WHAT IS ASKED: In the listing below, count the lines containing the string "умения" and state only the number.

Data entries:
_ _ _ _
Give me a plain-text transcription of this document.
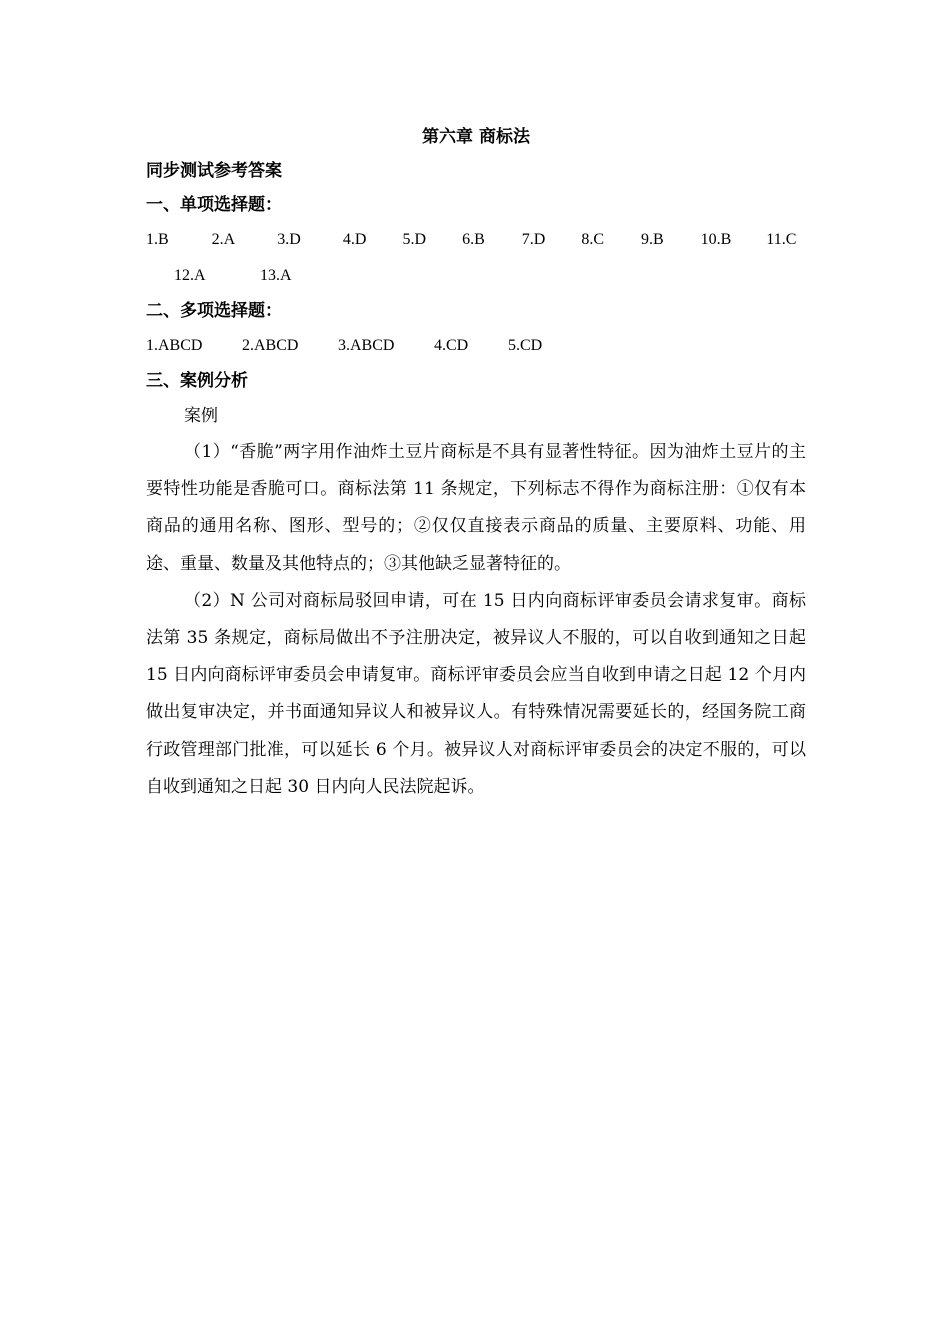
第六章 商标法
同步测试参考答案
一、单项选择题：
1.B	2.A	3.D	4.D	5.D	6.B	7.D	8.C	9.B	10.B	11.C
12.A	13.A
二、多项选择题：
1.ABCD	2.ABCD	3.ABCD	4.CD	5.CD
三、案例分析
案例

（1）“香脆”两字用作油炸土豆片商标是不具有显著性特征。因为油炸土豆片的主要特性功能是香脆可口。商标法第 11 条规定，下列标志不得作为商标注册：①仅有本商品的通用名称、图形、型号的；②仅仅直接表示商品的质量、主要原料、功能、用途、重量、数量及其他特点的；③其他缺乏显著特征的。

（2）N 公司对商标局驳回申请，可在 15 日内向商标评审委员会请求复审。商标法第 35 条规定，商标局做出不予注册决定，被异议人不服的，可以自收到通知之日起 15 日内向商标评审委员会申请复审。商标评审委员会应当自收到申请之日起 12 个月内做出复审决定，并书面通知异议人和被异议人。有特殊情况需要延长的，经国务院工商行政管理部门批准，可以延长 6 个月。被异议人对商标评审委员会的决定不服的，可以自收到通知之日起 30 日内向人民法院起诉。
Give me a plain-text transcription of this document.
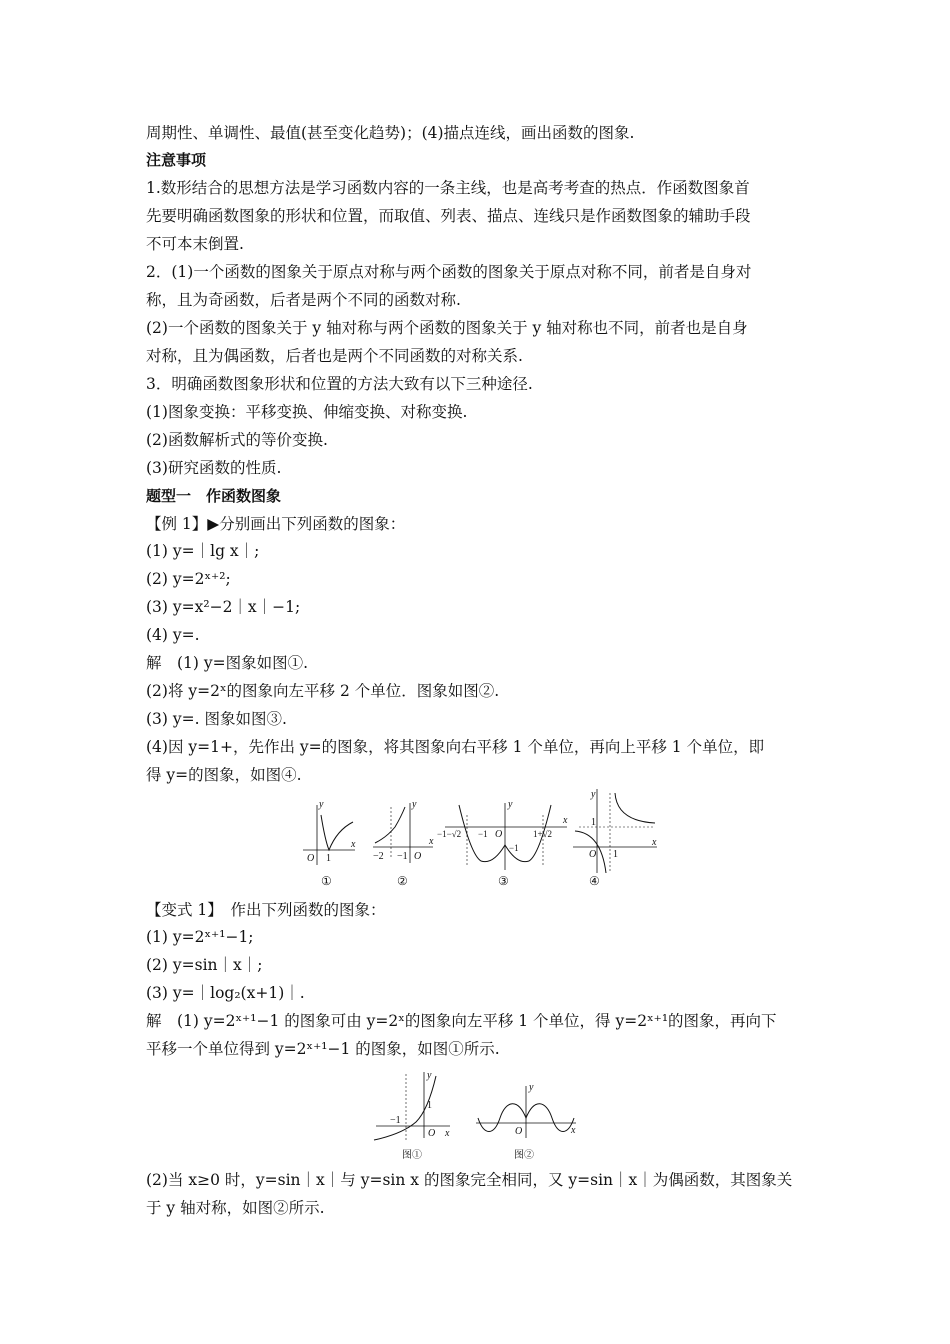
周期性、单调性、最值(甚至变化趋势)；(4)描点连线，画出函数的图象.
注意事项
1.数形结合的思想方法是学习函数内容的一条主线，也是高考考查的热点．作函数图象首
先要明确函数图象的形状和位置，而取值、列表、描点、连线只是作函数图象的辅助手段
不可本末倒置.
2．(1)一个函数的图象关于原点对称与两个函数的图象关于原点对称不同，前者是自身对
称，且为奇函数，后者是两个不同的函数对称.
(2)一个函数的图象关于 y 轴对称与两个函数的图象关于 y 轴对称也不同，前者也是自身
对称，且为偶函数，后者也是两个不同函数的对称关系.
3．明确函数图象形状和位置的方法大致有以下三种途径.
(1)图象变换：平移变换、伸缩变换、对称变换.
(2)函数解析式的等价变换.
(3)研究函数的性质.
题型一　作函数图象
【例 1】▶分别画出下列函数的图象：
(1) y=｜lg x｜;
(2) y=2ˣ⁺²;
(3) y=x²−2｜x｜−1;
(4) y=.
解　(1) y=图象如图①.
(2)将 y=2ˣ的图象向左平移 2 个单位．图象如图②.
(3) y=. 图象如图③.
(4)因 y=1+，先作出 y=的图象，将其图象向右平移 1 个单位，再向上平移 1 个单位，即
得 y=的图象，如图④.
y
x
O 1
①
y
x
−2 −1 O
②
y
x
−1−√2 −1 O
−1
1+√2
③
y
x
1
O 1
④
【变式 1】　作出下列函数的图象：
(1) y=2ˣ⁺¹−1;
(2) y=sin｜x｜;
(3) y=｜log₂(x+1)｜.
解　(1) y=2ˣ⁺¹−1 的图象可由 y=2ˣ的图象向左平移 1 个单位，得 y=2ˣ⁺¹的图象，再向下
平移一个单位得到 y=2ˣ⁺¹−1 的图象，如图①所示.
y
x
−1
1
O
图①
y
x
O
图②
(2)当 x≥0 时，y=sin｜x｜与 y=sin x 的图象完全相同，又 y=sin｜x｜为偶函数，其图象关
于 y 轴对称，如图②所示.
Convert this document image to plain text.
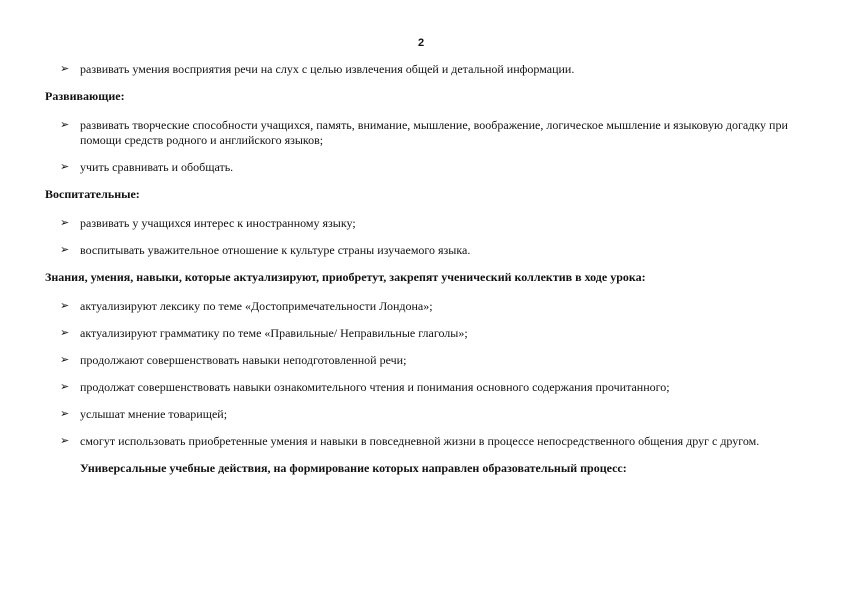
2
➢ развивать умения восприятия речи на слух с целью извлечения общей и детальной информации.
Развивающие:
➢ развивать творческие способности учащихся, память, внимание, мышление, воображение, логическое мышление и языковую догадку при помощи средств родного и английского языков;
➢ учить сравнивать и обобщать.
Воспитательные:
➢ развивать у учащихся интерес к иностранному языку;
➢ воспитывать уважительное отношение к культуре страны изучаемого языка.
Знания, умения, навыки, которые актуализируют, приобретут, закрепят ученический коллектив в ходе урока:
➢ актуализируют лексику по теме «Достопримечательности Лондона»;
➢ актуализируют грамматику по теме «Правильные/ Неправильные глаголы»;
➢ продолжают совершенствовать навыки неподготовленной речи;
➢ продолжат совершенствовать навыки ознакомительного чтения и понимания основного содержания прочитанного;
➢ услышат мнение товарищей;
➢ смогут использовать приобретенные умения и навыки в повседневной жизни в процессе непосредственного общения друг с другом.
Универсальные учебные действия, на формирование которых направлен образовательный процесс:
_ _ _ _
REPLY: 3